* Problem requirements
Output the full material exactly as it appears here.

··· Supplied data

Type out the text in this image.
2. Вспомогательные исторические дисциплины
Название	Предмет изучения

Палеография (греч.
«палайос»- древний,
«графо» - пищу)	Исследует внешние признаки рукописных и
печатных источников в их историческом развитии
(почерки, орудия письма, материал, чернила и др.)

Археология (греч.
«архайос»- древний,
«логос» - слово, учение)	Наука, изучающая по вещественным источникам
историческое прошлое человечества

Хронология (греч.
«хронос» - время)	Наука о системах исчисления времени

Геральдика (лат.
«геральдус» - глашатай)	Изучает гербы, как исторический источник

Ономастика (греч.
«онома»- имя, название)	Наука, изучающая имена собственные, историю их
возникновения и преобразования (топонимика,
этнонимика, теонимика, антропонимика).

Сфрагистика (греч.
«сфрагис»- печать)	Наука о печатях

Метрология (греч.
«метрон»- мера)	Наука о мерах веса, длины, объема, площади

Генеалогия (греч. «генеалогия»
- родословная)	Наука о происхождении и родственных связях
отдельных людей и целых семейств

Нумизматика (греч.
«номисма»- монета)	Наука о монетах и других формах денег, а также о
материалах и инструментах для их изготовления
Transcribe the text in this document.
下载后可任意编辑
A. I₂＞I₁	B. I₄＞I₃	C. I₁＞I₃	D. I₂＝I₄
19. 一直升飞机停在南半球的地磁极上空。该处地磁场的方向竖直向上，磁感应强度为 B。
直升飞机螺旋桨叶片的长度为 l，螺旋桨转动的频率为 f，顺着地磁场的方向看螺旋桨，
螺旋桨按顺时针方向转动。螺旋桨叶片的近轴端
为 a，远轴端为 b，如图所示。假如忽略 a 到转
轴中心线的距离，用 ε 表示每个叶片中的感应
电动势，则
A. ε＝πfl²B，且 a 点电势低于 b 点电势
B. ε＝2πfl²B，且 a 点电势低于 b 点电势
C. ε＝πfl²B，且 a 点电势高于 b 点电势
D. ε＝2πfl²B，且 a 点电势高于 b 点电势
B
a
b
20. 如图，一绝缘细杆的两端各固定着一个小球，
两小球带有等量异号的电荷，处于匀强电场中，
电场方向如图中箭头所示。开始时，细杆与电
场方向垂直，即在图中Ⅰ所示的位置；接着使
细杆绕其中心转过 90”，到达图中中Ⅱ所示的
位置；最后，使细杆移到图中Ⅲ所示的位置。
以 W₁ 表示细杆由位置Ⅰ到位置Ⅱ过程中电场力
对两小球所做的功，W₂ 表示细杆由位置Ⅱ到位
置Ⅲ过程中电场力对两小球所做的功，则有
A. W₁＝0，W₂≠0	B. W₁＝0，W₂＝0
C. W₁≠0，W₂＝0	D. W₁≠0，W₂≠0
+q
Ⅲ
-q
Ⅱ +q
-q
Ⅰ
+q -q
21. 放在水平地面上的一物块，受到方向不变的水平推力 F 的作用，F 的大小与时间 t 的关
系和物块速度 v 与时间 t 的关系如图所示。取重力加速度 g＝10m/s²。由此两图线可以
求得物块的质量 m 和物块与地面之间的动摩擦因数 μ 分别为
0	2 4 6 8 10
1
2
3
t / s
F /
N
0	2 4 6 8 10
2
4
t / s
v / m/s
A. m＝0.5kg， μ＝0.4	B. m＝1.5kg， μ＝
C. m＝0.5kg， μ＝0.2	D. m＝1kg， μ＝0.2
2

······

* Full solution
Type out the text in this image.
2. Вспомогательные исторические дисциплины
Название	Предмет изучения

Палеография (греч.
«палайос»- древний,
«графо» - пищу)	Исследует внешние признаки рукописных и
печатных источников в их историческом развитии
(почерки, орудия письма, материал, чернила и др.)

Археология (греч.
«архайос»- древний,
«логос» - слово, учение)	Наука, изучающая по вещественным источникам
историческое прошлое человечества

Хронология (греч.
«хронос» - время)	Наука о системах исчисления времени

Геральдика (лат.
«геральдус» - глашатай)	Изучает гербы, как исторический источник

Ономастика (греч.
«онома»- имя, название)	Наука, изучающая имена собственные, историю их
возникновения и преобразования (топонимика,
этнонимика, теонимика, антропонимика).

Сфрагистика (греч.
«сфрагис»- печать)	Наука о печатях

Метрология (греч.
«метрон»- мера)	Наука о мерах веса, длины, объема, площади

Генеалогия (греч. «генеалогия»
- родословная)	Наука о происхождении и родственных связях
отдельных людей и целых семейств

Нумизматика (греч.
«номисма»- монета)	Наука о монетах и других формах денег, а также о
материалах и инструментах для их изготовления
Transcribe the text in this document.
下载后可任意编辑
A. I₂＞I₁	B. I₄＞I₃	C. I₁＞I₃	D. I₂＝I₄
19. 一直升飞机停在南半球的地磁极上空。该处地磁场的方向竖直向上，磁感应强度为 B。
直升飞机螺旋桨叶片的长度为 l，螺旋桨转动的频率为 f，顺着地磁场的方向看螺旋桨，
螺旋桨按顺时针方向转动。螺旋桨叶片的近轴端
为 a，远轴端为 b，如图所示。假如忽略 a 到转
轴中心线的距离，用 ε 表示每个叶片中的感应
电动势，则
A. ε＝πfl²B，且 a 点电势低于 b 点电势
B. ε＝2πfl²B，且 a 点电势低于 b 点电势
C. ε＝πfl²B，且 a 点电势高于 b 点电势
D. ε＝2πfl²B，且 a 点电势高于 b 点电势
B
a
b
20. 如图，一绝缘细杆的两端各固定着一个小球，
两小球带有等量异号的电荷，处于匀强电场中，
电场方向如图中箭头所示。开始时，细杆与电
场方向垂直，即在图中Ⅰ所示的位置；接着使
细杆绕其中心转过 90”，到达图中中Ⅱ所示的
位置；最后，使细杆移到图中Ⅲ所示的位置。
以 W₁ 表示细杆由位置Ⅰ到位置Ⅱ过程中电场力
对两小球所做的功，W₂ 表示细杆由位置Ⅱ到位
置Ⅲ过程中电场力对两小球所做的功，则有
A. W₁＝0，W₂≠0	B. W₁＝0，W₂＝0
C. W₁≠0，W₂＝0	D. W₁≠0，W₂≠0
+q
Ⅲ
-q
Ⅱ +q
-q
Ⅰ
+q -q
21. 放在水平地面上的一物块，受到方向不变的水平推力 F 的作用，F 的大小与时间 t 的关
系和物块速度 v 与时间 t 的关系如图所示。取重力加速度 g＝10m/s²。由此两图线可以
求得物块的质量 m 和物块与地面之间的动摩擦因数 μ 分别为
0	2 4 6 8 10
1
2
3
t / s
F /
N
0	2 4 6 8 10
2
4
t / s
v / m/s
A. m＝0.5kg， μ＝0.4	B. m＝1.5kg， μ＝
C. m＝0.5kg， μ＝0.2	D. m＝1kg， μ＝0.2
2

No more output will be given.